START MATERIALS PROVIDED

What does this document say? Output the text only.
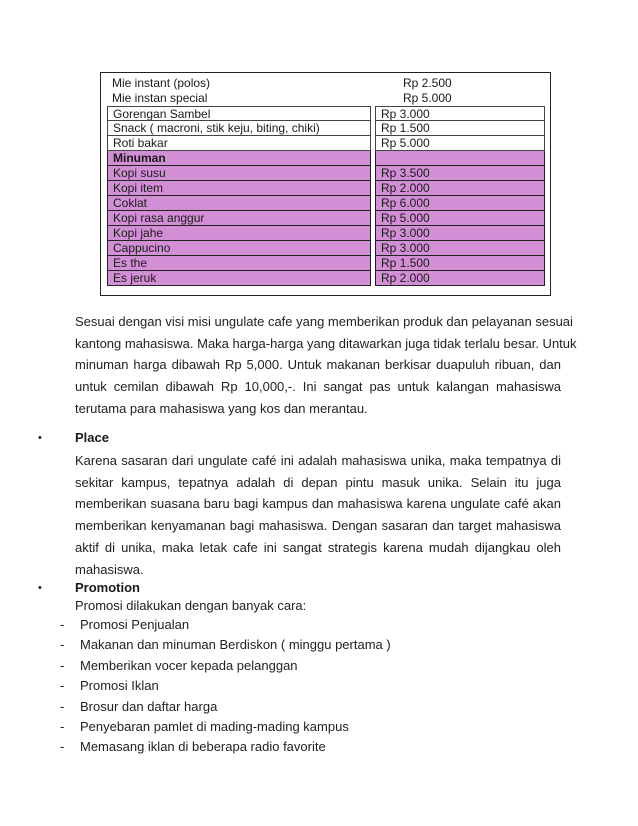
Mie instant (polos)	Rp 2.500
Mie instan special	Rp 5.000
Gorengan Sambel	Rp 3.000
Snack ( macroni, stik keju, biting, chiki)	Rp 1.500
Roti bakar	Rp 5.000
Minuman
Kopi susu	Rp 3.500
Kopi item	Rp 2.000
Coklat	Rp 6.000
Kopi rasa anggur	Rp 5.000
Kopi jahe	Rp 3.000
Cappucino	Rp 3.000
Es the	Rp 1.500
Es jeruk	Rp 2.000
Sesuai dengan visi misi ungulate cafe yang memberikan produk dan pelayanan sesuai
kantong mahasiswa. Maka harga-harga yang ditawarkan juga tidak terlalu besar. Untuk
minuman harga dibawah Rp 5,000. Untuk makanan berkisar duapuluh ribuan, dan
untuk cemilan dibawah Rp 10,000,-. Ini sangat pas untuk kalangan mahasiswa
terutama para mahasiswa yang kos dan merantau.
•	Place
Karena sasaran dari ungulate café ini adalah mahasiswa unika, maka tempatnya di
sekitar kampus, tepatnya adalah di depan pintu masuk unika. Selain itu juga
memberikan suasana baru bagi kampus dan mahasiswa karena ungulate café akan
memberikan kenyamanan bagi mahasiswa. Dengan sasaran dan target mahasiswa
aktif di unika, maka letak cafe ini sangat strategis karena mudah dijangkau oleh
mahasiswa.
•	Promotion
Promosi dilakukan dengan banyak cara:
- Promosi Penjualan
- Makanan dan minuman Berdiskon ( minggu pertama )
- Memberikan vocer kepada pelanggan
- Promosi Iklan
- Brosur dan daftar harga
- Penyebaran pamlet di mading-mading kampus
- Memasang iklan di beberapa radio favorite
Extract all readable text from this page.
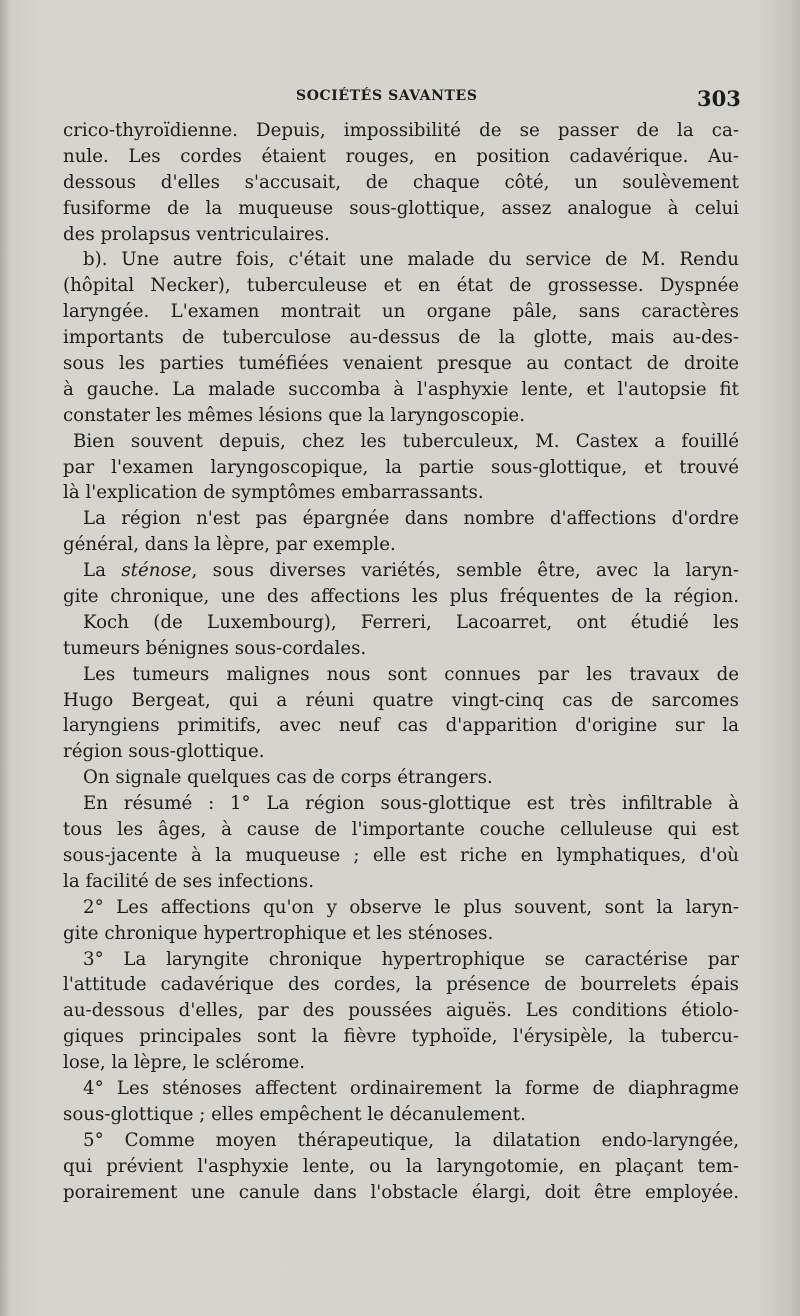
SOCIÉTÉS SAVANTES	303
crico-thyroïdienne. Depuis, impossibilité de se passer de la ca-
nule. Les cordes étaient rouges, en position cadavérique. Au-
dessous d'elles s'accusait, de chaque côté, un soulèvement
fusiforme de la muqueuse sous-glottique, assez analogue à celui
des prolapsus ventriculaires.
b). Une autre fois, c'était une malade du service de M. Rendu
(hôpital Necker), tuberculeuse et en état de grossesse. Dyspnée
laryngée. L'examen montrait un organe pâle, sans caractères
importants de tuberculose au-dessus de la glotte, mais au-des-
sous les parties tuméfiées venaient presque au contact de droite
à gauche. La malade succomba à l'asphyxie lente, et l'autopsie fit
constater les mêmes lésions que la laryngoscopie.
Bien souvent depuis, chez les tuberculeux, M. Castex a fouillé
par l'examen laryngoscopique, la partie sous-glottique, et trouvé
là l'explication de symptômes embarrassants.
La région n'est pas épargnée dans nombre d'affections d'ordre
général, dans la lèpre, par exemple.
La sténose, sous diverses variétés, semble être, avec la laryn-
gite chronique, une des affections les plus fréquentes de la région.
Koch (de Luxembourg), Ferreri, Lacoarret, ont étudié les
tumeurs bénignes sous-cordales.
Les tumeurs malignes nous sont connues par les travaux de
Hugo Bergeat, qui a réuni quatre vingt-cinq cas de sarcomes
laryngiens primitifs, avec neuf cas d'apparition d'origine sur la
région sous-glottique.
On signale quelques cas de corps étrangers.
En résumé : 1° La région sous-glottique est très infiltrable à
tous les âges, à cause de l'importante couche celluleuse qui est
sous-jacente à la muqueuse ; elle est riche en lymphatiques, d'où
la facilité de ses infections.
2° Les affections qu'on y observe le plus souvent, sont la laryn-
gite chronique hypertrophique et les sténoses.
3° La laryngite chronique hypertrophique se caractérise par
l'attitude cadavérique des cordes, la présence de bourrelets épais
au-dessous d'elles, par des poussées aiguës. Les conditions étiolo-
giques principales sont la fièvre typhoïde, l'érysipèle, la tubercu-
lose, la lèpre, le sclérome.
4° Les sténoses affectent ordinairement la forme de diaphragme
sous-glottique ; elles empêchent le décanulement.
5° Comme moyen thérapeutique, la dilatation endo-laryngée,
qui prévient l'asphyxie lente, ou la laryngotomie, en plaçant tem-
porairement une canule dans l'obstacle élargi, doit être employée.
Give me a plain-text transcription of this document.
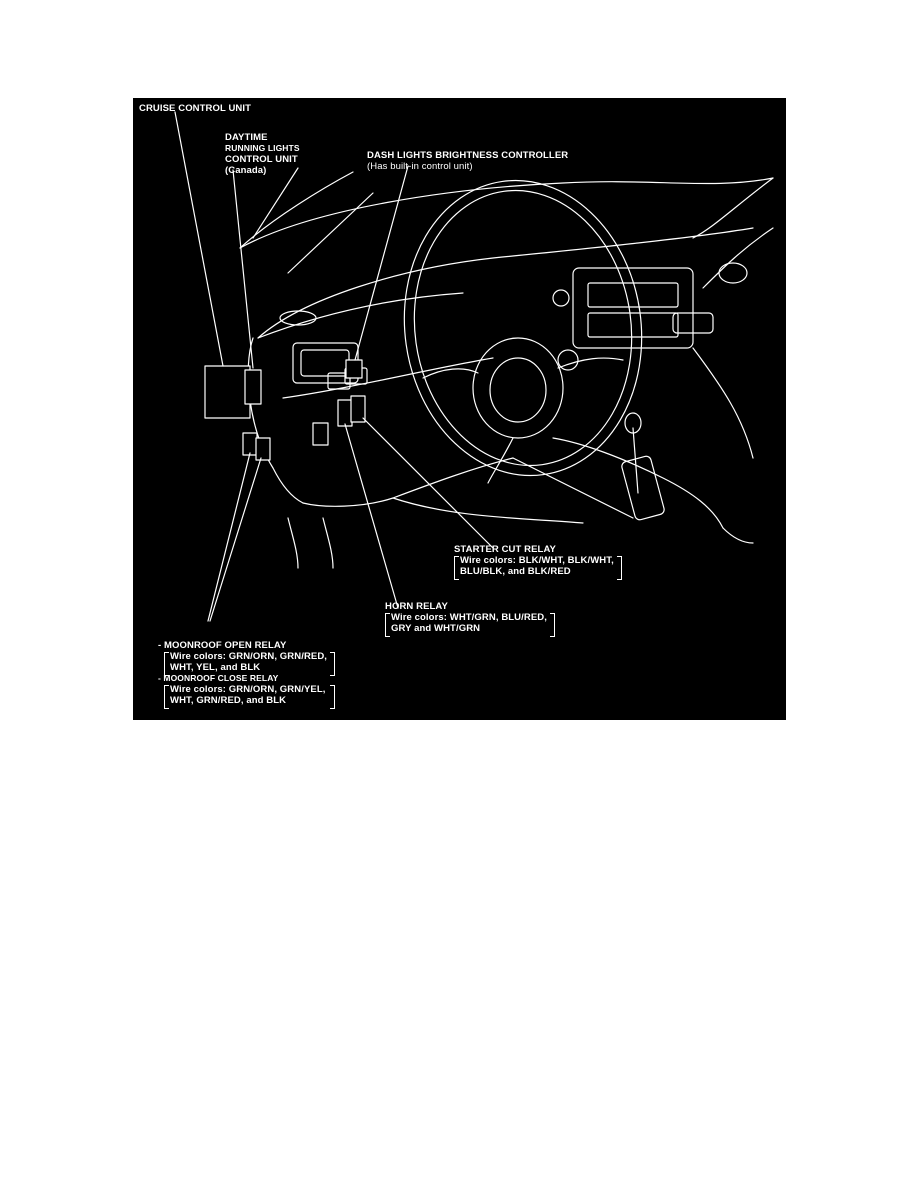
CRUISE CONTROL UNIT
DAYTIME
RUNNING LIGHTS
CONTROL UNIT
(Canada)
DASH LIGHTS BRIGHTNESS CONTROLLER
(Has built-in control unit)
STARTER CUT RELAY
Wire colors: BLK/WHT, BLK/WHT,
BLU/BLK, and BLK/RED
HORN RELAY
Wire colors: WHT/GRN, BLU/RED,
GRY and WHT/GRN
- MOONROOF OPEN RELAY
Wire colors: GRN/ORN, GRN/RED,
WHT, YEL, and BLK
- MOONROOF CLOSE RELAY
Wire colors: GRN/ORN, GRN/YEL,
WHT, GRN/RED, and BLK
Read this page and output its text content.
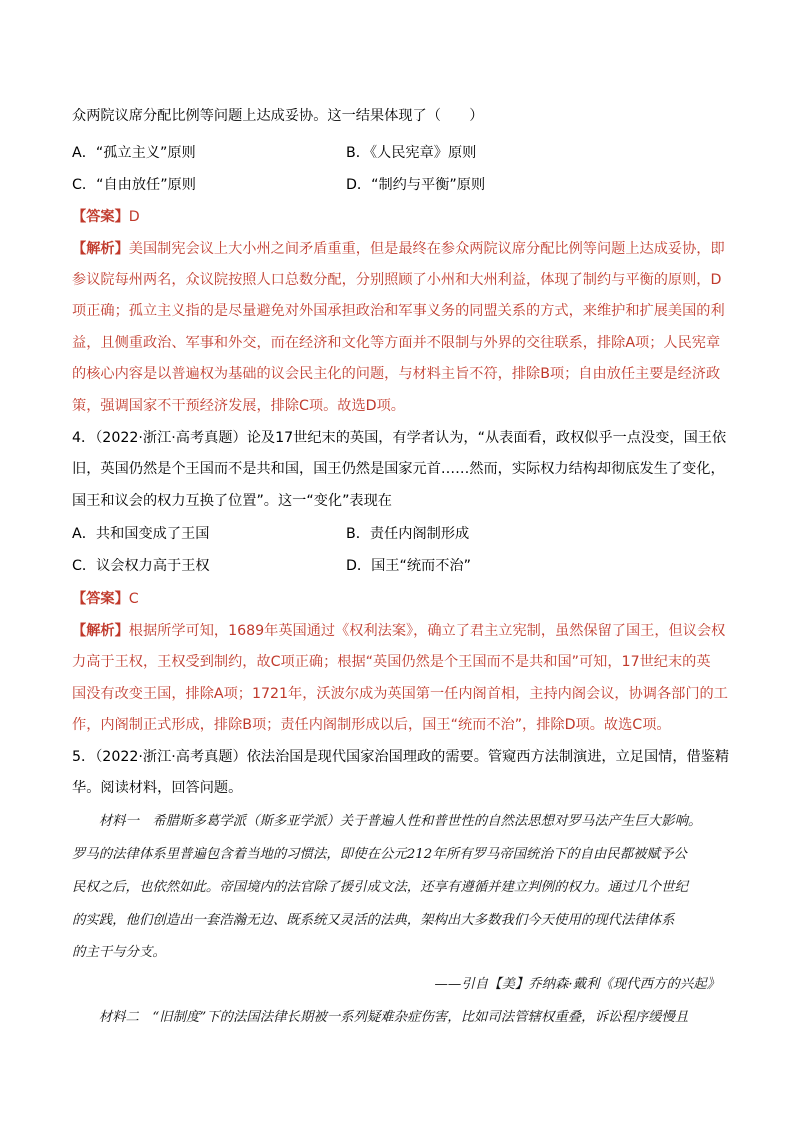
众两院议席分配比例等问题上达成妥协。这一结果体现了（　　）
A．“孤立主义”原则	B．《人民宪章》原则
C．“自由放任”原则	D．“制约与平衡”原则
【答案】D
【解析】美国制宪会议上大小州之间矛盾重重，但是最终在参众两院议席分配比例等问题上达成妥协，即
参议院每州两名，众议院按照人口总数分配，分别照顾了小州和大州利益，体现了制约与平衡的原则，D
项正确；孤立主义指的是尽量避免对外国承担政治和军事义务的同盟关系的方式，来维护和扩展美国的利
益，且侧重政治、军事和外交，而在经济和文化等方面并不限制与外界的交往联系，排除A项；人民宪章
的核心内容是以普遍权为基础的议会民主化的问题，与材料主旨不符，排除B项；自由放任主要是经济政
策，强调国家不干预经济发展，排除C项。故选D项。
4．（2022·浙江·高考真题）论及17世纪末的英国，有学者认为，“从表面看，政权似乎一点没变，国王依
旧，英国仍然是个王国而不是共和国，国王仍然是国家元首……然而，实际权力结构却彻底发生了变化，
国王和议会的权力互换了位置”。这一“变化”表现在
A．共和国变成了王国	B．责任内阁制形成
C．议会权力高于王权	D．国王“统而不治”
【答案】C
【解析】根据所学可知，1689年英国通过《权利法案》，确立了君主立宪制，虽然保留了国王，但议会权
力高于王权，王权受到制约，故C项正确；根据“英国仍然是个王国而不是共和国”可知，17世纪末的英
国没有改变王国，排除A项；1721年，沃波尔成为英国第一任内阁首相，主持内阁会议，协调各部门的工
作，内阁制正式形成，排除B项；责任内阁制形成以后，国王“统而不治”，排除D项。故选C项。
5．（2022·浙江·高考真题）依法治国是现代国家治国理政的需要。管窥西方法制演进，立足国情，借鉴精
华。阅读材料，回答问题。
　　材料一　希腊斯多葛学派（斯多亚学派）关于普遍人性和普世性的自然法思想对罗马法产生巨大影响。
罗马的法律体系里普遍包含着当地的习惯法，即使在公元212年所有罗马帝国统治下的自由民都被赋予公
民权之后，也依然如此。帝国境内的法官除了援引成文法，还享有遵循并建立判例的权力。通过几个世纪
的实践，他们创造出一套浩瀚无边、既系统又灵活的法典，架构出大多数我们今天使用的现代法律体系
的主干与分支。
——引自【美】乔纳森·戴利《现代西方的兴起》
　　材料二　“旧制度”下的法国法律长期被一系列疑难杂症伤害，比如司法管辖权重叠，诉讼程序缓慢且
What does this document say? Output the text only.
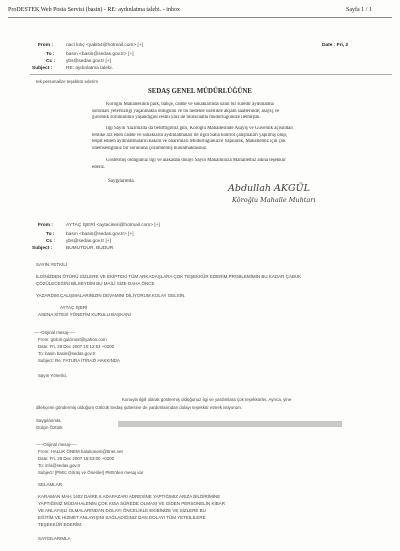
ProDESTEK Web Posta Servisi (basin) - RE: aydınlatma talebi. - inbox	Sayfa 1 / 1
From :	naci kılıç <yaki54@hotmail.com> [+]	Date : Fri, 2
To : basın <basin@sedas.gov.tr> [+]
Cc : ybs@sedas.gov.tr [+]
Subject :	RE: aydınlatma talebi.
tek personalize teşekkür ederim
SEDAŞ GENEL MÜDÜRLÜĞÜNE
Köroğlu Mahallesinin park, bahçe, cadde ve sokaklarında uzun bir süredir aydınlatma
sorunları yetersizliği yaşanmakta olduğunu ve bu nedenle özellikle akşam saatlerinde; asayiş ve
güvenlik sorunlarının yaşandığını resmi yazı ile müracaatla müdürlüğünüze iletmiştik.
İlgi Sayılı Yazımızda da belirttiğimiz gibi, Köroğlu Mahallesinde Asayiş ve Güvenlik açısından
tehlike arz eden cadde ve sokakların aydınlatmaları ile ilgili Saha kontrol çalışmaları yapılmış olup,
tespit edilen aydınlatmaların bakım ve onarımları Müdürlüğünüzce Yapılarak, Mahallemiz için çok
önemsediğimiz bir sorununa çözümlemiş bulunmaktasınız.
Göstermiş olduğunuz ilgi ve alakadan dolayı Sayın Makamınıza Mahallemiz adına teşekkür
ederiz.
Saygılarımla.
Abdullah AKGÜL
Köroğlu Mahalle Muhtarı
From :	AYTAÇ İŞERİ <aytaciseri@hotmail.com> [+]
To : basın <basin@sedas.gov.tr> [+]
Cc : ybs@sedas.gov.tr [+]
Subject :	BUMUTDUR. BUDUR
SAYIN YETKİLİ
İLGİNİZDEN ÖTÜRÜ SİZLERE VE EKİPTEKİ TÜM ARKADAŞLARA ÇOK TEŞEKKÜR EDERİM.PROBLEMİMİN BU KADAR ÇABUK
ÇÖZÜLECEĞİNİ BİLSEYDİM BU MAİLİ SİZE DAHA ÖNCE
YAZARDIM.ÇALIŞMALARINIZIN DEVAMINI DİLİYORUM.KOLAY GELSİN.
AYTAÇ İŞERİ
ASENA SİTESİ YÖNETİM KURULU BAŞKANI
-----Orijinal mesaj-----
From: gülcin gulcinost@yahoo.com
Date: Fri, 28 Dec 2007 10:12:53 +0200
To: basin basin@sedas.gov.tr
Subject: Re: FATURA İTİRAZI HAKKINDA
Sayın Yönetici,
Konuyla ilgili olarak göstermiş olduğunuz ilgi ve yardımlara çok teşekkürler. Ayrıca, yine
dilekçemi göndermiş olduğum Gölcük Sedaş şubesine de yardımlarından dolayı teşekkür etmek istiyorum.
Saygılarımla,
Gülçin Öztürk
-----Orijinal mesaj-----
From: HALUK ÖNEM halukonem@ttnet.net
Date: Fri, 28 Dec 2007 15:53:00 +0200
To: info@sedas.gov.tr
Subject: [PMS: Görüş ve Öneriler] PMS'den mesaj var
SELAMLAR
KARAMAN MAH 1402 DAİRE 6 ADAPAZARI ADRESİNE YAPTIĞIMIZ ARIZA BİLDİRİMİNE
YAPTIĞINIZ MÜDAHALENİN ÇOK KISA SÜREDE OLMASI VE GİDEN PERSONELİN KİBAR
VE ANLAYIŞLI OLMALARINDAN DOLAYI ÖNCELİKLE EKİBİNİZE VE SİZLERE BU
EĞİTİM VE HİZMET ANLAYIŞINI SAĞLADIĞINIZ DAN DOLAYI TÜM YETKİLİLERE
TEŞEKKÜR EDERİM.
SAYGILARIMLA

END MATERIALS PROVIDED

Out of the preceding entries, pull every line containing the string "sténoses".

gite chronique hypertrophique et les sténoses.
4° Les sténoses affectent ordinairement la forme de diaphragme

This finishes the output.